Task -> Begin at the line below that contains "Output the text content of this document.". Repeat it and all remaining lines of the records exactly.

::: Given data

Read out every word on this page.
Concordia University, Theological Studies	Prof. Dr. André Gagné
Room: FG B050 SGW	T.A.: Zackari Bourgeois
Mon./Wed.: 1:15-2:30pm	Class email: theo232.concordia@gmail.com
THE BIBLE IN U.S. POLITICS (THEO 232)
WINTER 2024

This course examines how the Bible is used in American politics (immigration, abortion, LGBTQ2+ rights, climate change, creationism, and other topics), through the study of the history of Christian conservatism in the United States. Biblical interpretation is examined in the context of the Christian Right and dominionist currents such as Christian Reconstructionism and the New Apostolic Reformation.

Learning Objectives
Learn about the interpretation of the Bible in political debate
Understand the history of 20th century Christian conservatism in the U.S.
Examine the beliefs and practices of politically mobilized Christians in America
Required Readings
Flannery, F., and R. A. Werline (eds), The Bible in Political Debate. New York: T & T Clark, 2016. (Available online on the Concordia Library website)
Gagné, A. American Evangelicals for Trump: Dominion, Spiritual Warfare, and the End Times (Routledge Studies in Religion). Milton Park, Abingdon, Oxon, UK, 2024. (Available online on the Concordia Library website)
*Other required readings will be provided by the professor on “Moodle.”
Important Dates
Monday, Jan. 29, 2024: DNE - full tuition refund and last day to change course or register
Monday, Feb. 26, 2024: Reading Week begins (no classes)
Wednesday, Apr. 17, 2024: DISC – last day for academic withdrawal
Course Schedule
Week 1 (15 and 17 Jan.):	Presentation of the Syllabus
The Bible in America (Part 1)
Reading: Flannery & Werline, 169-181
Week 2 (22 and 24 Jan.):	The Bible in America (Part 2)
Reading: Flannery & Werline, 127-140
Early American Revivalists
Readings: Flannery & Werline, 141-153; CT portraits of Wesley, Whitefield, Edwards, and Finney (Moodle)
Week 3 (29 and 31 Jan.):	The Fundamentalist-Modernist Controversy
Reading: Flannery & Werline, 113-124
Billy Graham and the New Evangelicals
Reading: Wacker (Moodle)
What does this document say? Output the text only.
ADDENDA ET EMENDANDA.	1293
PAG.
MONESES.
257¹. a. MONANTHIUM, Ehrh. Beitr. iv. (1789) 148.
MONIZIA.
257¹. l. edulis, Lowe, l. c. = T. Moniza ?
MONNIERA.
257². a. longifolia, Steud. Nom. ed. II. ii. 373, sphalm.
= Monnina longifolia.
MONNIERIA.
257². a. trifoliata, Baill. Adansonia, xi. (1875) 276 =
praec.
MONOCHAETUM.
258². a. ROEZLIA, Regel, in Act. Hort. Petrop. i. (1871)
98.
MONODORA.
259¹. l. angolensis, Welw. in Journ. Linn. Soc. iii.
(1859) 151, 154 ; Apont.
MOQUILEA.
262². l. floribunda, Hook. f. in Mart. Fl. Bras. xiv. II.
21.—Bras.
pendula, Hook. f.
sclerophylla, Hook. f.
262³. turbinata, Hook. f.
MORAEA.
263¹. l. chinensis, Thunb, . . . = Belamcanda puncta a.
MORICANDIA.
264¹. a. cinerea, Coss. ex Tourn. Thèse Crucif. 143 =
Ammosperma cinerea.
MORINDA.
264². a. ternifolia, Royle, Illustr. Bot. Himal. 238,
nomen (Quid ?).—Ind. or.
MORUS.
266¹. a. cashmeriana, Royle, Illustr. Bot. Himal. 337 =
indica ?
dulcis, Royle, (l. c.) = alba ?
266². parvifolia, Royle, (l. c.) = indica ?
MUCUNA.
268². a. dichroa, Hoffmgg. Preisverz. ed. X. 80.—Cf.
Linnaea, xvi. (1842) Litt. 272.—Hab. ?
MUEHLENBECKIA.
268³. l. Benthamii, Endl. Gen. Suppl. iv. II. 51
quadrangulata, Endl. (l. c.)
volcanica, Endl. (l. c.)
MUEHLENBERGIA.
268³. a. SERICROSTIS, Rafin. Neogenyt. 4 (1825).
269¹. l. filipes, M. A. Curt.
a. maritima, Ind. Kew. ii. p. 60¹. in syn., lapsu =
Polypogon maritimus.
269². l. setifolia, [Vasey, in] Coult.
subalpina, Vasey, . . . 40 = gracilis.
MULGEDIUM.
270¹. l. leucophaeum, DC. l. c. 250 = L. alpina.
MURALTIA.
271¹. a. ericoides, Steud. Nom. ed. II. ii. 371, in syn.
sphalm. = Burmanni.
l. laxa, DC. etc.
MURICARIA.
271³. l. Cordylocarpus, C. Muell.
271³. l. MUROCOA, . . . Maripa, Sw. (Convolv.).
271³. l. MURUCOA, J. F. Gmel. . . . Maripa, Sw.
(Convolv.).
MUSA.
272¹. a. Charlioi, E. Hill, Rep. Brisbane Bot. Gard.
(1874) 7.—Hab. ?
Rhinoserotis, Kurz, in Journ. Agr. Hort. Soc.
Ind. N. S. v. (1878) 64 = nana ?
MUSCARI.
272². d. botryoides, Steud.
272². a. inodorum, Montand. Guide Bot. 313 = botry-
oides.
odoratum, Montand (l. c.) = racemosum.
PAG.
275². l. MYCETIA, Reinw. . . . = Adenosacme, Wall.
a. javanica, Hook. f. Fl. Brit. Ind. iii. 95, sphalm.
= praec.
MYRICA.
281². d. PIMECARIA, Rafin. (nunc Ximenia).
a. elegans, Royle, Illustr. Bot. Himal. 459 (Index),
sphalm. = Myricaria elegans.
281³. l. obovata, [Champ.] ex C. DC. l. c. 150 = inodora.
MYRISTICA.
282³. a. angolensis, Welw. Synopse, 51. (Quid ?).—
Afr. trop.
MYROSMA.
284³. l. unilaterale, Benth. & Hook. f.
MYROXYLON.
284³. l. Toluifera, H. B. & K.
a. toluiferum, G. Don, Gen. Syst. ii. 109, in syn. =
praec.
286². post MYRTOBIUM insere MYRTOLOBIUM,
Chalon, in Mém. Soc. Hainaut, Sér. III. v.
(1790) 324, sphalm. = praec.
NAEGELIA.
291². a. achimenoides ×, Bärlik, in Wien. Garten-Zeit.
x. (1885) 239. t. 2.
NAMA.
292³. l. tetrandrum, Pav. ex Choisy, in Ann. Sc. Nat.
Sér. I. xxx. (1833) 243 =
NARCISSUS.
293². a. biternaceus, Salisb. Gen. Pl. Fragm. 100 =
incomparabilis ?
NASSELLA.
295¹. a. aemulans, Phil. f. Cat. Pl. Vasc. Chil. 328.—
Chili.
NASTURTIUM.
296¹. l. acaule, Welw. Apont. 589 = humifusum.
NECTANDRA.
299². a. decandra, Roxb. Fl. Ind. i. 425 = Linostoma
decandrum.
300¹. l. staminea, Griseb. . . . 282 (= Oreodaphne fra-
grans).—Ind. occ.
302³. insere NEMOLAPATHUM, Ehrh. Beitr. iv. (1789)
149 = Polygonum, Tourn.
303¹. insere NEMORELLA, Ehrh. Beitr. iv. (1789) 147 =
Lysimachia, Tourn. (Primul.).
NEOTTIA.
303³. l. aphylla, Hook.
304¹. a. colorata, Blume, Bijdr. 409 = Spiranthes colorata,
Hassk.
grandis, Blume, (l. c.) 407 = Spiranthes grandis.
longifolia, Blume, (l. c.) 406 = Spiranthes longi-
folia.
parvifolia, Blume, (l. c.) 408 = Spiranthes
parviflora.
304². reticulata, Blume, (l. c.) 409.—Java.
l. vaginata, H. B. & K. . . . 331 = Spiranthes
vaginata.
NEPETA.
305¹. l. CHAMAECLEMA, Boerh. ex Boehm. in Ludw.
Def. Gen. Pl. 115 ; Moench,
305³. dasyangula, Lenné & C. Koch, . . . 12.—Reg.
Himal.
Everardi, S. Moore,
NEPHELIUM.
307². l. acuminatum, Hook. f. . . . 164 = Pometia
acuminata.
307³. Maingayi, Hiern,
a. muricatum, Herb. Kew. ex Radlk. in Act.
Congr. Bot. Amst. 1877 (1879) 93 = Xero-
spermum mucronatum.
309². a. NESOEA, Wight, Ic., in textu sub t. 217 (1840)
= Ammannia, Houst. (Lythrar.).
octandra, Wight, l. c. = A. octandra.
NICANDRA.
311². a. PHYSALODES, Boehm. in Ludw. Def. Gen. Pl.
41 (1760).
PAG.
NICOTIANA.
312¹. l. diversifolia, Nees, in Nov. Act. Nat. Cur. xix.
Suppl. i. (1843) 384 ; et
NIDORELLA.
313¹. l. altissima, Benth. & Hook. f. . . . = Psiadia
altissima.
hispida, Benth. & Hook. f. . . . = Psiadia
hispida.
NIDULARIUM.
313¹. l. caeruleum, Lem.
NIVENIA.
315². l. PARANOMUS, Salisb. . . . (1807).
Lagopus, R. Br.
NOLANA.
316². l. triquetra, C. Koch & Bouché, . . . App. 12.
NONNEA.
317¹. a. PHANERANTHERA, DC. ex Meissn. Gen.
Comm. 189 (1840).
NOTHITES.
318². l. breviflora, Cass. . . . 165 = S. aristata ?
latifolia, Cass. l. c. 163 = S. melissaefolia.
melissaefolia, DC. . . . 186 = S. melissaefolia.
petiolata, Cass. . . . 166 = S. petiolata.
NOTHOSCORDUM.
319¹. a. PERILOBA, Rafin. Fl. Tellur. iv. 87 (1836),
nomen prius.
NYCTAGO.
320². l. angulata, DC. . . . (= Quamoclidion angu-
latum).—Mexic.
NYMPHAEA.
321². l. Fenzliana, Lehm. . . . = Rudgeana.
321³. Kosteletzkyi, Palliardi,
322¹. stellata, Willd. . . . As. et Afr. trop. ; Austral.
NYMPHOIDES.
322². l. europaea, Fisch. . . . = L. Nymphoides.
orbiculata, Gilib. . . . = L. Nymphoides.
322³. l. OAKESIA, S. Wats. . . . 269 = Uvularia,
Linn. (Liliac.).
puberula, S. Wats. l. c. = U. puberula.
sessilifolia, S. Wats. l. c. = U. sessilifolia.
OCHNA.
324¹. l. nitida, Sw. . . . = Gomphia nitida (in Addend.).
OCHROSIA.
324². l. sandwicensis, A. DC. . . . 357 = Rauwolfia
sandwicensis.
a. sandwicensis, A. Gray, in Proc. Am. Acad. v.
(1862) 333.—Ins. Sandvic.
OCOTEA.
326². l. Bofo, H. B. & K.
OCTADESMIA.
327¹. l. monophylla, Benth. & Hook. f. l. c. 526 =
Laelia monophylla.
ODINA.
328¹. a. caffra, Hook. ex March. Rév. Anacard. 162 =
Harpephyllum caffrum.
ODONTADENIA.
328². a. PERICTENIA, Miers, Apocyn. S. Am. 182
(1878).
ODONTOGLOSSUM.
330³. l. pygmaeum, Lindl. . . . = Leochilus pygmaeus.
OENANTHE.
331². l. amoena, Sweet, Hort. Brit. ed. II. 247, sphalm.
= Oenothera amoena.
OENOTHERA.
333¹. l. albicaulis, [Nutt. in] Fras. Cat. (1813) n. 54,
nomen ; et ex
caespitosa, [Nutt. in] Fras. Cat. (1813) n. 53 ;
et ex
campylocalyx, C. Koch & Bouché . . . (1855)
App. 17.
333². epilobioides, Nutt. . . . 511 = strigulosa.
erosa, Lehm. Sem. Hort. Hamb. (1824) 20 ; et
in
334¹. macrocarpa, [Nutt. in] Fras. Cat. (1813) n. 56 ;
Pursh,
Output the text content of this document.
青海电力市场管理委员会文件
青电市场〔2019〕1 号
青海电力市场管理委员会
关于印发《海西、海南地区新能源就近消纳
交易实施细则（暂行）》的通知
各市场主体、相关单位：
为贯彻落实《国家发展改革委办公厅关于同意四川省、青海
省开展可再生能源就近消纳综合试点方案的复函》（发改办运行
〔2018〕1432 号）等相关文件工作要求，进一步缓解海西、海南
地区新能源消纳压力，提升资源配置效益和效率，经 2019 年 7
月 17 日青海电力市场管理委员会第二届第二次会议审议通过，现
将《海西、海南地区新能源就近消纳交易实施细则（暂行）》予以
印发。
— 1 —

::::::

Output below ->
Output the text content of this document.
青海电力市场管理委员会文件
青电市场〔2019〕1 号
青海电力市场管理委员会
关于印发《海西、海南地区新能源就近消纳
交易实施细则（暂行）》的通知
各市场主体、相关单位：
为贯彻落实《国家发展改革委办公厅关于同意四川省、青海
省开展可再生能源就近消纳综合试点方案的复函》（发改办运行
〔2018〕1432 号）等相关文件工作要求，进一步缓解海西、海南
地区新能源消纳压力，提升资源配置效益和效率，经 2019 年 7
月 17 日青海电力市场管理委员会第二届第二次会议审议通过，现
将《海西、海南地区新能源就近消纳交易实施细则（暂行）》予以
印发。
— 1 —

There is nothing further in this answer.